## [What this task involves]
Repeat the stretch of records from the line containing "x-tick-label: ’15 <box>292 525 311 541</box>" through the line containing "data-point-unaffiliated <box>443 366", copying each line exactly.

## [Record excerpts]
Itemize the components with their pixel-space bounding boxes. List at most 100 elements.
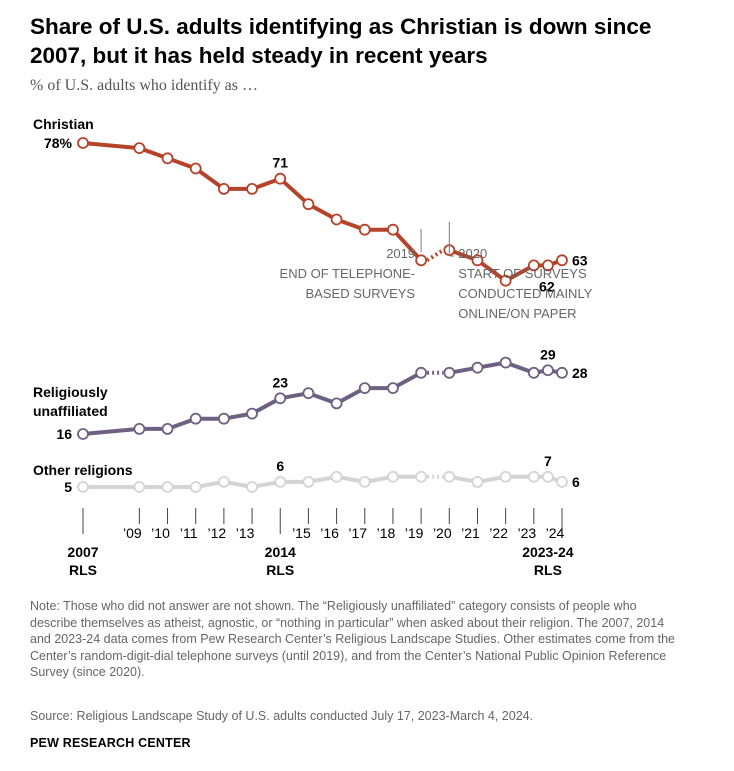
x-tick-label: ’15 <box>292 525 311 541</box>
series-break-christian <box>426 248 445 262</box>
chart-note: Note: Those who did not answer are not s… <box>30 599 676 679</box>
data-point-other-religions <box>302 475 315 488</box>
data-point-other-religions <box>358 475 371 488</box>
x-tick-label: ’23 <box>517 525 536 541</box>
data-point-other-religions <box>499 470 512 483</box>
x-tick-label: ’24 <box>546 525 565 541</box>
data-point-unaffiliated <box>358 382 371 395</box>
data-point-christian <box>246 182 258 195</box>
x-tick-label: ’19 <box>405 525 424 541</box>
annotation-text: BASED SURVEYS <box>306 286 416 301</box>
x-tick-label: ’20 <box>433 525 452 541</box>
data-label: 29 <box>540 346 556 362</box>
annotation-text: CONDUCTED MAINLY <box>458 286 592 301</box>
data-label: 62 <box>539 278 555 294</box>
data-point-other-religions <box>274 475 287 488</box>
x-tick-label: ’09 <box>123 525 142 541</box>
x-rls-label: 2014 <box>265 544 296 560</box>
data-label: 6 <box>572 474 580 490</box>
x-rls-label: RLS <box>534 562 562 578</box>
data-point-other-religions <box>415 470 428 483</box>
data-point-other-religions <box>443 470 456 483</box>
annotation-text: ONLINE/ON PAPER <box>458 306 576 321</box>
annotation-text: 2019 <box>386 246 415 261</box>
data-point-other-religions <box>189 481 202 493</box>
data-point-other-religions <box>387 470 399 483</box>
data-point-christian <box>556 254 568 267</box>
data-label: 16 <box>56 426 72 442</box>
data-point-other-religions <box>217 475 230 488</box>
data-point-unaffiliated <box>77 428 89 440</box>
series-name-christian: Christian <box>33 116 94 132</box>
data-point-unaffiliated <box>443 366 456 379</box>
data-point-unaffiliated <box>499 356 512 369</box>
data-point-other-religions <box>330 470 343 483</box>
data-point-unaffiliated <box>542 364 554 377</box>
data-point-unaffiliated <box>330 397 343 410</box>
data-point-christian <box>161 152 174 165</box>
data-point-christian <box>77 137 89 149</box>
data-point-christian <box>471 254 484 267</box>
x-tick-label: ’10 <box>151 525 170 541</box>
chart-subtitle: % of U.S. adults who identify as … <box>30 77 258 94</box>
data-point-other-religions <box>77 481 89 493</box>
data-point-unaffiliated <box>189 412 202 425</box>
series-line-unaffiliated <box>82 371 423 436</box>
data-point-other-religions <box>556 475 568 488</box>
data-point-other-religions <box>161 481 174 493</box>
annotation-text: 2020 <box>458 246 487 261</box>
data-point-christian <box>217 182 230 195</box>
chart-title: Share of U.S. adults identifying as Chri… <box>30 14 652 68</box>
data-point-christian <box>499 274 512 287</box>
data-label: 71 <box>272 155 288 171</box>
data-point-other-religions <box>542 470 554 483</box>
x-tick-label: ’22 <box>489 525 508 541</box>
data-label: 5 <box>64 479 72 495</box>
x-tick-label: ’13 <box>236 525 255 541</box>
data-point-unaffiliated <box>387 382 399 395</box>
data-point-christian <box>527 259 540 272</box>
series-name-unaffiliated: unaffiliated <box>33 403 108 419</box>
x-rls-label: RLS <box>69 562 97 578</box>
brand-label: PEW RESEARCH CENTER <box>30 736 191 750</box>
data-label: 28 <box>572 365 588 381</box>
x-tick-label: ’11 <box>180 525 198 541</box>
data-label: 78% <box>44 135 73 151</box>
x-tick-label: ’21 <box>461 525 480 541</box>
annotation-text: END OF TELEPHONE- <box>280 266 416 281</box>
series-line-christian <box>82 141 423 262</box>
annotation-text: START OF SURVEYS <box>458 266 587 281</box>
x-tick-label: ’12 <box>208 525 227 541</box>
data-point-unaffiliated <box>161 422 174 435</box>
data-point-christian <box>415 254 428 267</box>
series-name-other-religions: Other religions <box>33 462 133 478</box>
data-point-christian <box>302 198 315 211</box>
x-rls-label: 2023-24 <box>522 544 574 560</box>
data-point-christian <box>358 223 371 236</box>
data-point-unaffiliated <box>527 366 540 379</box>
x-rls-label: 2007 <box>67 544 98 560</box>
data-point-unaffiliated <box>302 387 315 400</box>
data-point-other-religions <box>527 470 540 483</box>
series-name-unaffiliated: Religiously <box>33 384 108 400</box>
x-tick-label: ’18 <box>377 525 396 541</box>
data-point-unaffiliated <box>471 361 484 374</box>
data-point-christian <box>133 142 146 155</box>
line-chart: 78% 71 62 63 16 23 29 28 5 6 7 6 Christian Religiousl… <box>33 116 593 578</box>
x-rls-label: RLS <box>266 562 294 578</box>
data-point-christian <box>387 223 399 236</box>
data-point-unaffiliated <box>415 366 428 379</box>
data-label: 63 <box>572 252 588 268</box>
data-point-christian <box>330 213 343 226</box>
data-point-christian <box>542 259 554 272</box>
data-point-unaffiliated <box>246 407 258 420</box>
data-point-christian <box>189 162 202 175</box>
data-label: 23 <box>272 374 288 390</box>
data-point-other-religions <box>133 481 146 493</box>
data-point-christian <box>274 172 287 185</box>
data-label: 6 <box>276 458 284 474</box>
data-point-other-religions <box>246 481 258 493</box>
data-point-unaffiliated <box>274 392 287 405</box>
x-tick-label: ’17 <box>348 525 367 541</box>
chart-source: Source: Religious Landscape Study of U.S… <box>30 709 534 723</box>
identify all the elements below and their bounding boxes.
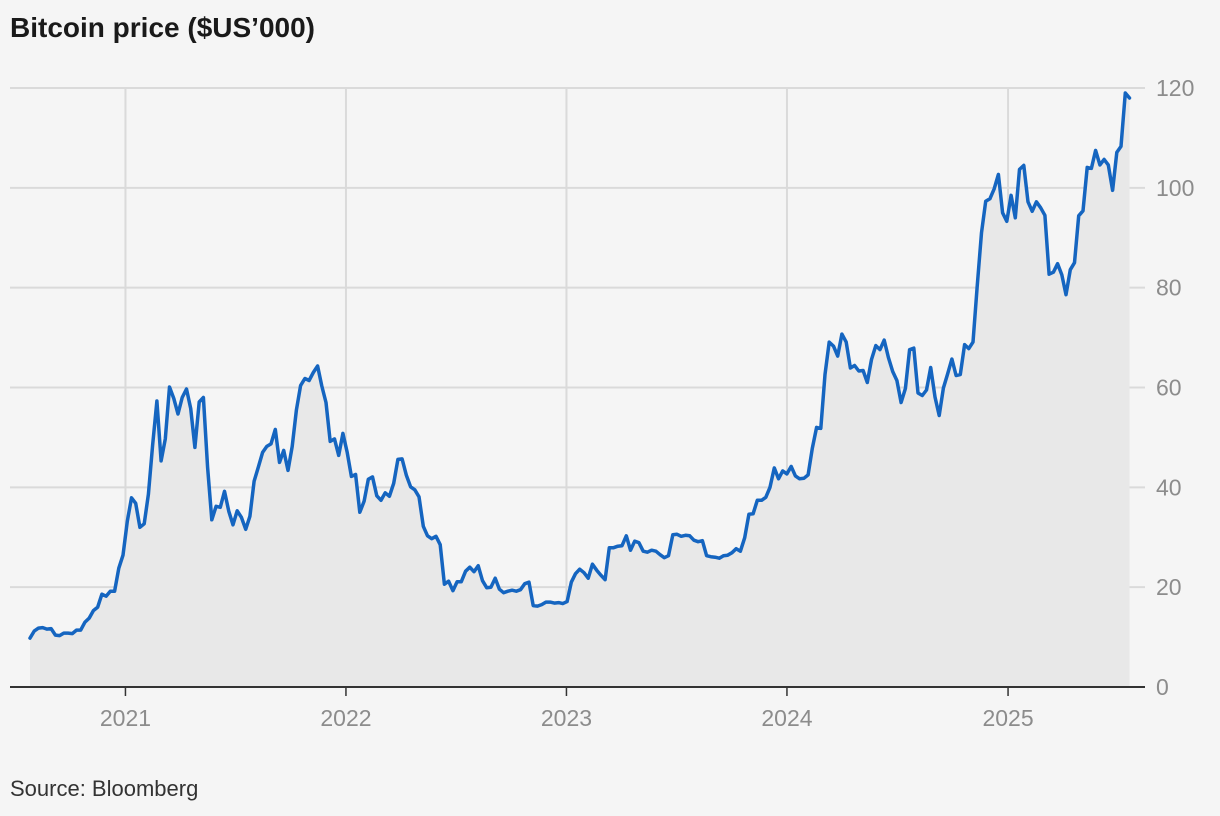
y-axis-ticks: 0 20 40 60 80 100 120 [1156,75,1194,700]
y-tick-label: 20 [1156,574,1182,600]
y-tick-label: 120 [1156,75,1194,101]
y-tick-label: 40 [1156,474,1182,500]
y-tick-label: 100 [1156,175,1194,201]
x-tick-label: 2024 [761,705,812,731]
price-line [28,91,1132,640]
source-note: Source: Bloomberg [10,776,199,801]
price-area [30,93,1130,687]
x-tick-label: 2021 [100,705,151,731]
y-tick-label: 60 [1156,375,1182,401]
x-tick-label: 2023 [541,705,592,731]
x-tick-label: 2025 [982,705,1033,731]
chart-title: Bitcoin price ($US’000) [10,12,315,43]
x-tick-label: 2022 [320,705,371,731]
x-axis-ticks: 2021 2022 2023 2024 2025 [100,687,1034,731]
y-tick-label: 80 [1156,275,1182,301]
y-tick-label: 0 [1156,674,1169,700]
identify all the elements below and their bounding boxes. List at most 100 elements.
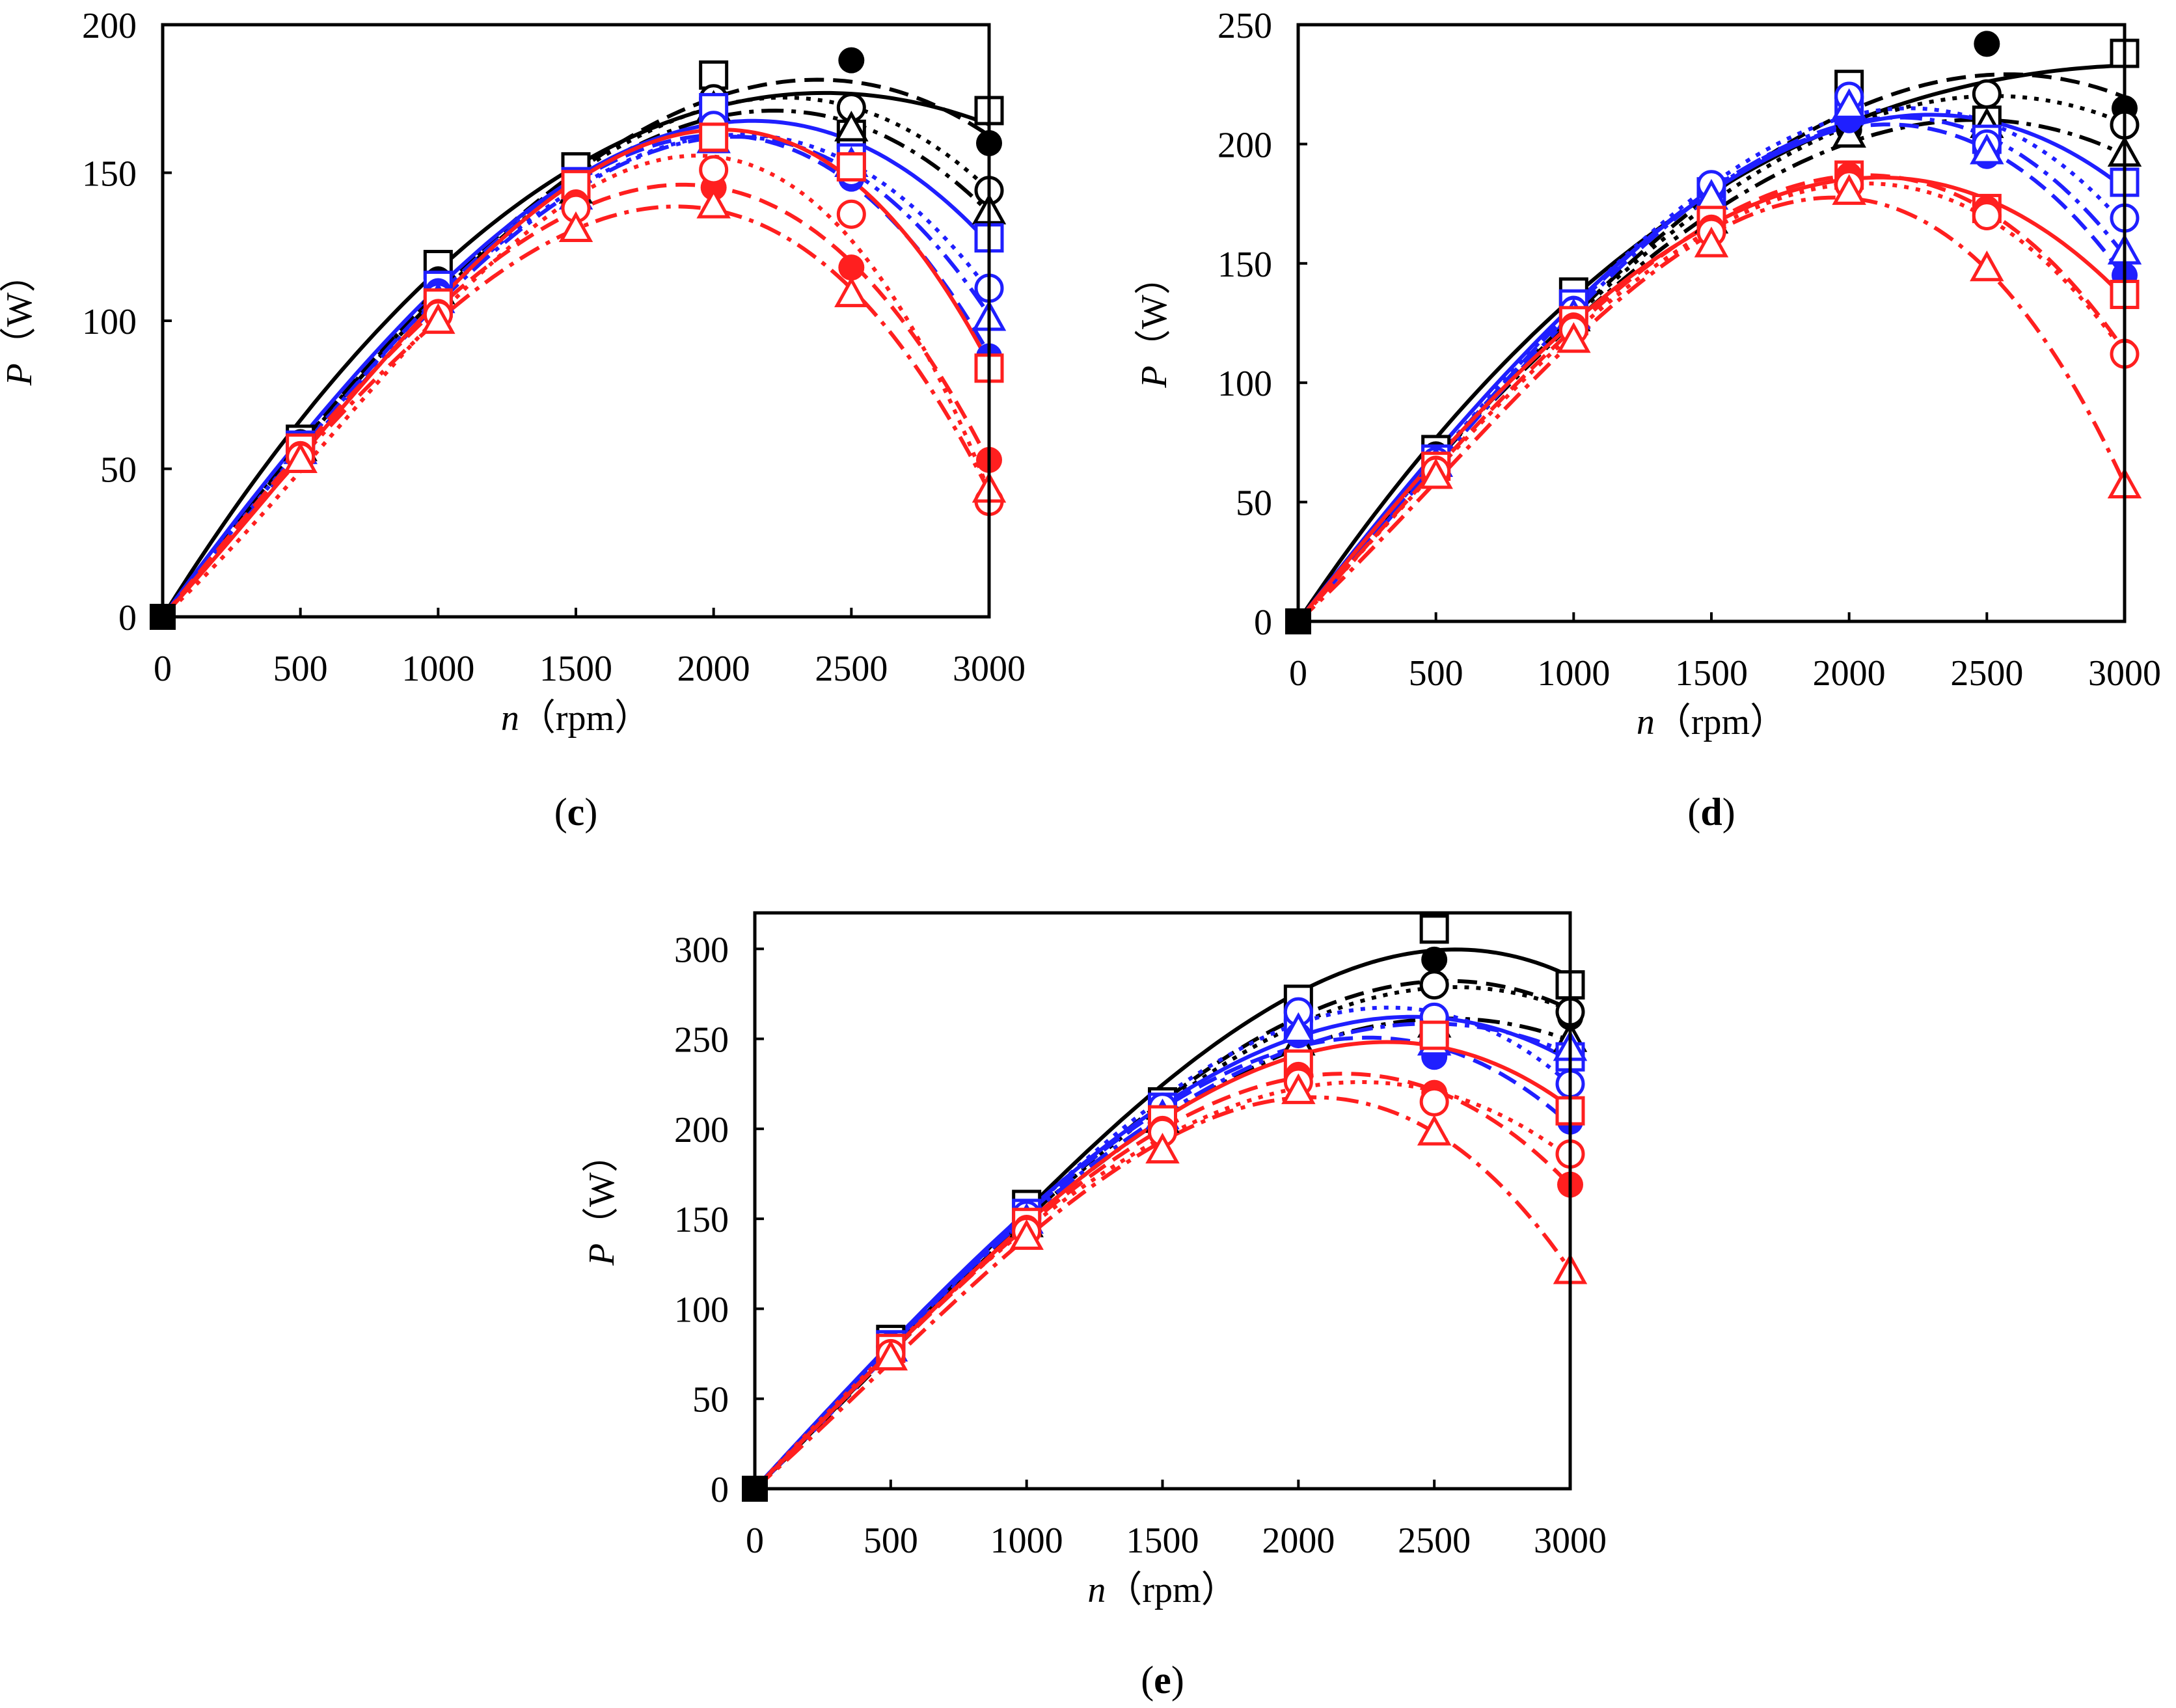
chart-d-point-red-triangle-1000 bbox=[1557, 322, 1591, 353]
chart-d-x-tick-0: 0 bbox=[1289, 653, 1307, 694]
chart-d-point-blue-triangle-2500 bbox=[1970, 133, 2004, 165]
chart-d-y-tick-150: 150 bbox=[1217, 245, 1272, 285]
chart-e-y-tick-100: 100 bbox=[674, 1290, 729, 1330]
chart-c-panel-label: (c) bbox=[554, 791, 598, 834]
chart-e-series-markers bbox=[742, 914, 1588, 1502]
chart-d-point-red-triangle-2000 bbox=[1832, 174, 1866, 205]
chart-e-x-axis-variable: n bbox=[1087, 1570, 1106, 1610]
chart-d-marks bbox=[1285, 31, 2142, 634]
chart-e-frame bbox=[753, 911, 1572, 1491]
chart-e-point-black-circle-open-2500 bbox=[1419, 970, 1449, 1000]
chart-e-x-tick-labels: 0 500 1000 1500 2000 2500 3000 bbox=[746, 1521, 1607, 1561]
chart-d-line-black-circle-filled bbox=[1296, 72, 2126, 623]
chart-d-point-red-circle-open-2500 bbox=[1972, 200, 2002, 230]
chart-c-point-red-circle-open-2500 bbox=[836, 199, 866, 229]
chart-d-panel-label: (d) bbox=[1687, 791, 1735, 834]
chart-c-x-axis-title: n（rpm） bbox=[501, 698, 651, 739]
chart-c-panel-letter: c bbox=[567, 791, 585, 834]
chart-e-marks bbox=[742, 914, 1588, 1502]
chart-c-y-axis-unit: （W） bbox=[0, 256, 40, 363]
chart-d-y-tick-0: 0 bbox=[1254, 603, 1272, 643]
chart-d-line-red-triangle bbox=[1296, 195, 2127, 623]
chart-e-y-tick-250: 250 bbox=[674, 1020, 729, 1061]
chart-d-point-black-circle-open-2500 bbox=[1972, 79, 2002, 109]
chart-e-y-tick-50: 50 bbox=[692, 1380, 729, 1420]
chart-c-x-tick-1500: 1500 bbox=[539, 649, 612, 689]
chart-c-x-tick-0: 0 bbox=[154, 649, 172, 689]
chart-e-point-red-triangle-2000 bbox=[1281, 1073, 1316, 1104]
chart-d-y-tick-200: 200 bbox=[1217, 125, 1272, 165]
chart-c-marks bbox=[150, 47, 1007, 630]
chart-d-x-axis-title: n（rpm） bbox=[1637, 702, 1786, 742]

## [Problem solution]
x-tick-label: ’15 <box>292 525 311 541</box>
series-break-christian <box>426 248 445 262</box>
chart-note: Note: Those who did not answer are not s… <box>30 599 676 679</box>
data-point-other-religions <box>302 475 315 488</box>
data-point-other-religions <box>358 475 371 488</box>
x-tick-label: ’23 <box>517 525 536 541</box>
data-point-other-religions <box>499 470 512 483</box>
x-tick-label: ’24 <box>546 525 565 541</box>
data-point-unaffiliated <box>358 382 371 395</box>
data-point-christian <box>246 182 258 195</box>
x-tick-label: ’19 <box>405 525 424 541</box>
annotation-text: BASED SURVEYS <box>306 286 416 301</box>
x-tick-label: ’20 <box>433 525 452 541</box>
data-label: 29 <box>540 346 556 362</box>
annotation-text: CONDUCTED MAINLY <box>458 286 592 301</box>
data-label: 62 <box>539 278 555 294</box>
data-point-other-religions <box>274 475 287 488</box>
x-tick-label: ’09 <box>123 525 142 541</box>
x-rls-label: 2014 <box>265 544 296 560</box>
data-label: 6 <box>572 474 580 490</box>
x-rls-label: RLS <box>534 562 562 578</box>
data-point-other-religions <box>415 470 428 483</box>
data-point-other-religions <box>443 470 456 483</box>
annotation-text: ONLINE/ON PAPER <box>458 306 576 321</box>
annotation-text: 2019 <box>386 246 415 261</box>
data-point-other-religions <box>189 481 202 493</box>
data-point-other-religions <box>387 470 399 483</box>
data-point-christian <box>556 254 568 267</box>
data-label: 16 <box>56 426 72 442</box>
data-point-other-religions <box>217 475 230 488</box>
data-point-unaffiliated <box>77 428 89 440</box>
series-name-christian: Christian <box>33 116 94 132</box>
data-point-unaffiliated <box>443 366 456 379</box>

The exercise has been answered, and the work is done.